--- begin Provided data ---
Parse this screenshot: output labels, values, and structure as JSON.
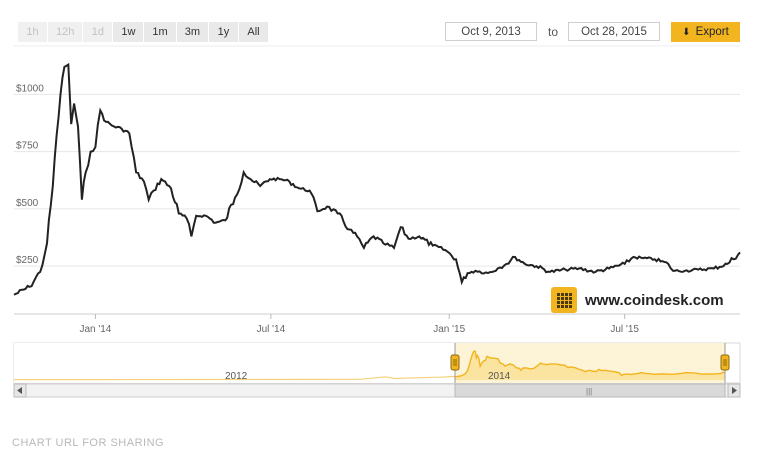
{
  "zoom": {
    "buttons": [
      {
        "label": "1h",
        "enabled": false
      },
      {
        "label": "12h",
        "enabled": false
      },
      {
        "label": "1d",
        "enabled": false
      },
      {
        "label": "1w",
        "enabled": true
      },
      {
        "label": "1m",
        "enabled": true
      },
      {
        "label": "3m",
        "enabled": true
      },
      {
        "label": "1y",
        "enabled": true
      },
      {
        "label": "All",
        "enabled": true
      }
    ]
  },
  "range": {
    "from": "Oct 9, 2013",
    "to_label": "to",
    "to": "Oct 28, 2015"
  },
  "export_label": "Export",
  "brand": "www.coindesk.com",
  "share_label": "CHART URL FOR SHARING",
  "colors": {
    "line": "#222222",
    "accent": "#f2b51f",
    "grid": "#e6e6e6",
    "nav_fill": "#fdf0cc"
  },
  "chart_data": {
    "type": "line",
    "title": "",
    "xlabel": "",
    "ylabel": "",
    "y_ticks": [
      "$250",
      "$500",
      "$750",
      "$1000"
    ],
    "y_tick_values": [
      250,
      500,
      750,
      1000
    ],
    "x_ticks": [
      "Jan '14",
      "Jul '14",
      "Jan '15",
      "Jul '15"
    ],
    "x_tick_dates": [
      "2014-01-01",
      "2014-07-01",
      "2015-01-01",
      "2015-07-01"
    ],
    "x_range": [
      "2013-10-09",
      "2015-10-28"
    ],
    "ylim": [
      50,
      1150
    ],
    "grid": true,
    "series": [
      {
        "values": [
          [
            "2013-10-09",
            125
          ],
          [
            "2013-10-25",
            160
          ],
          [
            "2013-11-05",
            225
          ],
          [
            "2013-11-12",
            350
          ],
          [
            "2013-11-18",
            600
          ],
          [
            "2013-11-22",
            820
          ],
          [
            "2013-11-26",
            1000
          ],
          [
            "2013-11-30",
            1120
          ],
          [
            "2013-12-04",
            1130
          ],
          [
            "2013-12-07",
            870
          ],
          [
            "2013-12-10",
            960
          ],
          [
            "2013-12-14",
            860
          ],
          [
            "2013-12-18",
            540
          ],
          [
            "2013-12-22",
            660
          ],
          [
            "2013-12-27",
            750
          ],
          [
            "2014-01-01",
            770
          ],
          [
            "2014-01-06",
            930
          ],
          [
            "2014-01-12",
            880
          ],
          [
            "2014-01-20",
            860
          ],
          [
            "2014-01-28",
            850
          ],
          [
            "2014-02-05",
            830
          ],
          [
            "2014-02-12",
            660
          ],
          [
            "2014-02-20",
            620
          ],
          [
            "2014-02-25",
            540
          ],
          [
            "2014-03-02",
            580
          ],
          [
            "2014-03-10",
            630
          ],
          [
            "2014-03-20",
            590
          ],
          [
            "2014-03-28",
            480
          ],
          [
            "2014-04-05",
            460
          ],
          [
            "2014-04-10",
            380
          ],
          [
            "2014-04-15",
            470
          ],
          [
            "2014-04-25",
            470
          ],
          [
            "2014-05-05",
            440
          ],
          [
            "2014-05-15",
            450
          ],
          [
            "2014-05-25",
            550
          ],
          [
            "2014-06-03",
            660
          ],
          [
            "2014-06-10",
            630
          ],
          [
            "2014-06-20",
            600
          ],
          [
            "2014-06-30",
            630
          ],
          [
            "2014-07-10",
            630
          ],
          [
            "2014-07-20",
            620
          ],
          [
            "2014-07-30",
            590
          ],
          [
            "2014-08-10",
            580
          ],
          [
            "2014-08-18",
            490
          ],
          [
            "2014-08-28",
            510
          ],
          [
            "2014-09-08",
            480
          ],
          [
            "2014-09-20",
            410
          ],
          [
            "2014-09-28",
            380
          ],
          [
            "2014-10-05",
            330
          ],
          [
            "2014-10-15",
            380
          ],
          [
            "2014-10-25",
            350
          ],
          [
            "2014-11-05",
            330
          ],
          [
            "2014-11-12",
            420
          ],
          [
            "2014-11-20",
            370
          ],
          [
            "2014-12-01",
            380
          ],
          [
            "2014-12-15",
            340
          ],
          [
            "2014-12-28",
            320
          ],
          [
            "2015-01-08",
            280
          ],
          [
            "2015-01-14",
            180
          ],
          [
            "2015-01-20",
            220
          ],
          [
            "2015-01-28",
            230
          ],
          [
            "2015-02-10",
            220
          ],
          [
            "2015-02-20",
            240
          ],
          [
            "2015-03-01",
            260
          ],
          [
            "2015-03-10",
            290
          ],
          [
            "2015-03-20",
            260
          ],
          [
            "2015-04-01",
            250
          ],
          [
            "2015-04-15",
            225
          ],
          [
            "2015-05-01",
            235
          ],
          [
            "2015-05-15",
            240
          ],
          [
            "2015-06-01",
            225
          ],
          [
            "2015-06-15",
            240
          ],
          [
            "2015-07-01",
            260
          ],
          [
            "2015-07-10",
            290
          ],
          [
            "2015-07-20",
            285
          ],
          [
            "2015-08-01",
            280
          ],
          [
            "2015-08-15",
            260
          ],
          [
            "2015-08-20",
            230
          ],
          [
            "2015-09-01",
            230
          ],
          [
            "2015-09-15",
            235
          ],
          [
            "2015-10-01",
            240
          ],
          [
            "2015-10-15",
            260
          ],
          [
            "2015-10-28",
            310
          ]
        ]
      }
    ]
  },
  "navigator": {
    "labels": [
      "2012",
      "2014"
    ],
    "selected_range": [
      "2013-10-09",
      "2015-10-28"
    ]
  }
}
--- end Provided data ---
**Short task:** Every entry above is to be set down exactly; the pictures are to be left out.

**Result:**
Parse this screenshot: output labels, values, and structure as JSON.
{
  "zoom": {
    "buttons": [
      {
        "label": "1h",
        "enabled": false
      },
      {
        "label": "12h",
        "enabled": false
      },
      {
        "label": "1d",
        "enabled": false
      },
      {
        "label": "1w",
        "enabled": true
      },
      {
        "label": "1m",
        "enabled": true
      },
      {
        "label": "3m",
        "enabled": true
      },
      {
        "label": "1y",
        "enabled": true
      },
      {
        "label": "All",
        "enabled": true
      }
    ]
  },
  "range": {
    "from": "Oct 9, 2013",
    "to_label": "to",
    "to": "Oct 28, 2015"
  },
  "export_label": "Export",
  "brand": "www.coindesk.com",
  "share_label": "CHART URL FOR SHARING",
  "colors": {
    "line": "#222222",
    "accent": "#f2b51f",
    "grid": "#e6e6e6",
    "nav_fill": "#fdf0cc"
  },
  "chart_data": {
    "type": "line",
    "title": "",
    "xlabel": "",
    "ylabel": "",
    "y_ticks": [
      "$250",
      "$500",
      "$750",
      "$1000"
    ],
    "y_tick_values": [
      250,
      500,
      750,
      1000
    ],
    "x_ticks": [
      "Jan '14",
      "Jul '14",
      "Jan '15",
      "Jul '15"
    ],
    "x_tick_dates": [
      "2014-01-01",
      "2014-07-01",
      "2015-01-01",
      "2015-07-01"
    ],
    "x_range": [
      "2013-10-09",
      "2015-10-28"
    ],
    "ylim": [
      50,
      1150
    ],
    "grid": true,
    "series": [
      {
        "values": [
          [
            "2013-10-09",
            125
          ],
          [
            "2013-10-25",
            160
          ],
          [
            "2013-11-05",
            225
          ],
          [
            "2013-11-12",
            350
          ],
          [
            "2013-11-18",
            600
          ],
          [
            "2013-11-22",
            820
          ],
          [
            "2013-11-26",
            1000
          ],
          [
            "2013-11-30",
            1120
          ],
          [
            "2013-12-04",
            1130
          ],
          [
            "2013-12-07",
            870
          ],
          [
            "2013-12-10",
            960
          ],
          [
            "2013-12-14",
            860
          ],
          [
            "2013-12-18",
            540
          ],
          [
            "2013-12-22",
            660
          ],
          [
            "2013-12-27",
            750
          ],
          [
            "2014-01-01",
            770
          ],
          [
            "2014-01-06",
            930
          ],
          [
            "2014-01-12",
            880
          ],
          [
            "2014-01-20",
            860
          ],
          [
            "2014-01-28",
            850
          ],
          [
            "2014-02-05",
            830
          ],
          [
            "2014-02-12",
            660
          ],
          [
            "2014-02-20",
            620
          ],
          [
            "2014-02-25",
            540
          ],
          [
            "2014-03-02",
            580
          ],
          [
            "2014-03-10",
            630
          ],
          [
            "2014-03-20",
            590
          ],
          [
            "2014-03-28",
            480
          ],
          [
            "2014-04-05",
            460
          ],
          [
            "2014-04-10",
            380
          ],
          [
            "2014-04-15",
            470
          ],
          [
            "2014-04-25",
            470
          ],
          [
            "2014-05-05",
            440
          ],
          [
            "2014-05-15",
            450
          ],
          [
            "2014-05-25",
            550
          ],
          [
            "2014-06-03",
            660
          ],
          [
            "2014-06-10",
            630
          ],
          [
            "2014-06-20",
            600
          ],
          [
            "2014-06-30",
            630
          ],
          [
            "2014-07-10",
            630
          ],
          [
            "2014-07-20",
            620
          ],
          [
            "2014-07-30",
            590
          ],
          [
            "2014-08-10",
            580
          ],
          [
            "2014-08-18",
            490
          ],
          [
            "2014-08-28",
            510
          ],
          [
            "2014-09-08",
            480
          ],
          [
            "2014-09-20",
            410
          ],
          [
            "2014-09-28",
            380
          ],
          [
            "2014-10-05",
            330
          ],
          [
            "2014-10-15",
            380
          ],
          [
            "2014-10-25",
            350
          ],
          [
            "2014-11-05",
            330
          ],
          [
            "2014-11-12",
            420
          ],
          [
            "2014-11-20",
            370
          ],
          [
            "2014-12-01",
            380
          ],
          [
            "2014-12-15",
            340
          ],
          [
            "2014-12-28",
            320
          ],
          [
            "2015-01-08",
            280
          ],
          [
            "2015-01-14",
            180
          ],
          [
            "2015-01-20",
            220
          ],
          [
            "2015-01-28",
            230
          ],
          [
            "2015-02-10",
            220
          ],
          [
            "2015-02-20",
            240
          ],
          [
            "2015-03-01",
            260
          ],
          [
            "2015-03-10",
            290
          ],
          [
            "2015-03-20",
            260
          ],
          [
            "2015-04-01",
            250
          ],
          [
            "2015-04-15",
            225
          ],
          [
            "2015-05-01",
            235
          ],
          [
            "2015-05-15",
            240
          ],
          [
            "2015-06-01",
            225
          ],
          [
            "2015-06-15",
            240
          ],
          [
            "2015-07-01",
            260
          ],
          [
            "2015-07-10",
            290
          ],
          [
            "2015-07-20",
            285
          ],
          [
            "2015-08-01",
            280
          ],
          [
            "2015-08-15",
            260
          ],
          [
            "2015-08-20",
            230
          ],
          [
            "2015-09-01",
            230
          ],
          [
            "2015-09-15",
            235
          ],
          [
            "2015-10-01",
            240
          ],
          [
            "2015-10-15",
            260
          ],
          [
            "2015-10-28",
            310
          ]
        ]
      }
    ]
  },
  "navigator": {
    "labels": [
      "2012",
      "2014"
    ],
    "selected_range": [
      "2013-10-09",
      "2015-10-28"
    ]
  }
}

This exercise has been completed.